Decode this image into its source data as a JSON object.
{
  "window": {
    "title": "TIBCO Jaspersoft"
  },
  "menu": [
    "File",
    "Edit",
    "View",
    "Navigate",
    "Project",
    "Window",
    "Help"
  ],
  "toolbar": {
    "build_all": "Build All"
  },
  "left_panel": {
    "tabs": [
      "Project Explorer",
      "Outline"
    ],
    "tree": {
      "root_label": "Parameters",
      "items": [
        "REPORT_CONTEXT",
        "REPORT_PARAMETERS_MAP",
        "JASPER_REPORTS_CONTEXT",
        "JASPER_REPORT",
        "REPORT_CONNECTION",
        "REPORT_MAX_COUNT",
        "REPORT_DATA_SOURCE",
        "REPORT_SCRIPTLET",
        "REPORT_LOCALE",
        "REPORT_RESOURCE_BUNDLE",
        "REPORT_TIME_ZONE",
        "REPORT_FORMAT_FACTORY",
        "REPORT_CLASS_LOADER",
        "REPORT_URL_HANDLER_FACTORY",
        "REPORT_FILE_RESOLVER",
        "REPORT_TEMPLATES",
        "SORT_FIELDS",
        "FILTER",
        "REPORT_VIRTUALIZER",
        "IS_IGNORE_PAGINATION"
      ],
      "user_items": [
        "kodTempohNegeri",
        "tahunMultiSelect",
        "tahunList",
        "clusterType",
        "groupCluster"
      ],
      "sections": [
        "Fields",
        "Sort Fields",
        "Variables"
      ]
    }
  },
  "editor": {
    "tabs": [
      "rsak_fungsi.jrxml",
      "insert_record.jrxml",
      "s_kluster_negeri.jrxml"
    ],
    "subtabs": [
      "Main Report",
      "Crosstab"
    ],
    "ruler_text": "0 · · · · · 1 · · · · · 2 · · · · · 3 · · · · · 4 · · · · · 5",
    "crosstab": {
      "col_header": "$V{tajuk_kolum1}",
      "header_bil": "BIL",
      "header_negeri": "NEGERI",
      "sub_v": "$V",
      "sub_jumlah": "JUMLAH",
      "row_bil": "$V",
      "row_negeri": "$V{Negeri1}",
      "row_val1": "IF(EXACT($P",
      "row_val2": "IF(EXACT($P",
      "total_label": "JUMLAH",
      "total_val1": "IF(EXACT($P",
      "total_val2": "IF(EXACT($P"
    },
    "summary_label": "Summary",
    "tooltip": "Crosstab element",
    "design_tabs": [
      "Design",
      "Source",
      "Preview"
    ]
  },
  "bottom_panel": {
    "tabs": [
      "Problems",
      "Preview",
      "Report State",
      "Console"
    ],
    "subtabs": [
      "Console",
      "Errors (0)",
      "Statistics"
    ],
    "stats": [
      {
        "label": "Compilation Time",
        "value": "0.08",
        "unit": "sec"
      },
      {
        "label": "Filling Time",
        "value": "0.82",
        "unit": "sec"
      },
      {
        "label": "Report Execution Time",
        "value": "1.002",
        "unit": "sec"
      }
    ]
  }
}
==================================================
The full set of records should be duplicated exactly.

Decode this image into its source data as a JSON object.
{
  "window": {
    "title": "TIBCO Jaspersoft"
  },
  "menu": [
    "File",
    "Edit",
    "View",
    "Navigate",
    "Project",
    "Window",
    "Help"
  ],
  "toolbar": {
    "build_all": "Build All"
  },
  "left_panel": {
    "tabs": [
      "Project Explorer",
      "Outline"
    ],
    "tree": {
      "root_label": "Parameters",
      "items": [
        "REPORT_CONTEXT",
        "REPORT_PARAMETERS_MAP",
        "JASPER_REPORTS_CONTEXT",
        "JASPER_REPORT",
        "REPORT_CONNECTION",
        "REPORT_MAX_COUNT",
        "REPORT_DATA_SOURCE",
        "REPORT_SCRIPTLET",
        "REPORT_LOCALE",
        "REPORT_RESOURCE_BUNDLE",
        "REPORT_TIME_ZONE",
        "REPORT_FORMAT_FACTORY",
        "REPORT_CLASS_LOADER",
        "REPORT_URL_HANDLER_FACTORY",
        "REPORT_FILE_RESOLVER",
        "REPORT_TEMPLATES",
        "SORT_FIELDS",
        "FILTER",
        "REPORT_VIRTUALIZER",
        "IS_IGNORE_PAGINATION"
      ],
      "user_items": [
        "kodTempohNegeri",
        "tahunMultiSelect",
        "tahunList",
        "clusterType",
        "groupCluster"
      ],
      "sections": [
        "Fields",
        "Sort Fields",
        "Variables"
      ]
    }
  },
  "editor": {
    "tabs": [
      "rsak_fungsi.jrxml",
      "insert_record.jrxml",
      "s_kluster_negeri.jrxml"
    ],
    "subtabs": [
      "Main Report",
      "Crosstab"
    ],
    "ruler_text": "0 · · · · · 1 · · · · · 2 · · · · · 3 · · · · · 4 · · · · · 5",
    "crosstab": {
      "col_header": "$V{tajuk_kolum1}",
      "header_bil": "BIL",
      "header_negeri": "NEGERI",
      "sub_v": "$V",
      "sub_jumlah": "JUMLAH",
      "row_bil": "$V",
      "row_negeri": "$V{Negeri1}",
      "row_val1": "IF(EXACT($P",
      "row_val2": "IF(EXACT($P",
      "total_label": "JUMLAH",
      "total_val1": "IF(EXACT($P",
      "total_val2": "IF(EXACT($P"
    },
    "summary_label": "Summary",
    "tooltip": "Crosstab element",
    "design_tabs": [
      "Design",
      "Source",
      "Preview"
    ]
  },
  "bottom_panel": {
    "tabs": [
      "Problems",
      "Preview",
      "Report State",
      "Console"
    ],
    "subtabs": [
      "Console",
      "Errors (0)",
      "Statistics"
    ],
    "stats": [
      {
        "label": "Compilation Time",
        "value": "0.08",
        "unit": "sec"
      },
      {
        "label": "Filling Time",
        "value": "0.82",
        "unit": "sec"
      },
      {
        "label": "Report Execution Time",
        "value": "1.002",
        "unit": "sec"
      }
    ]
  }
}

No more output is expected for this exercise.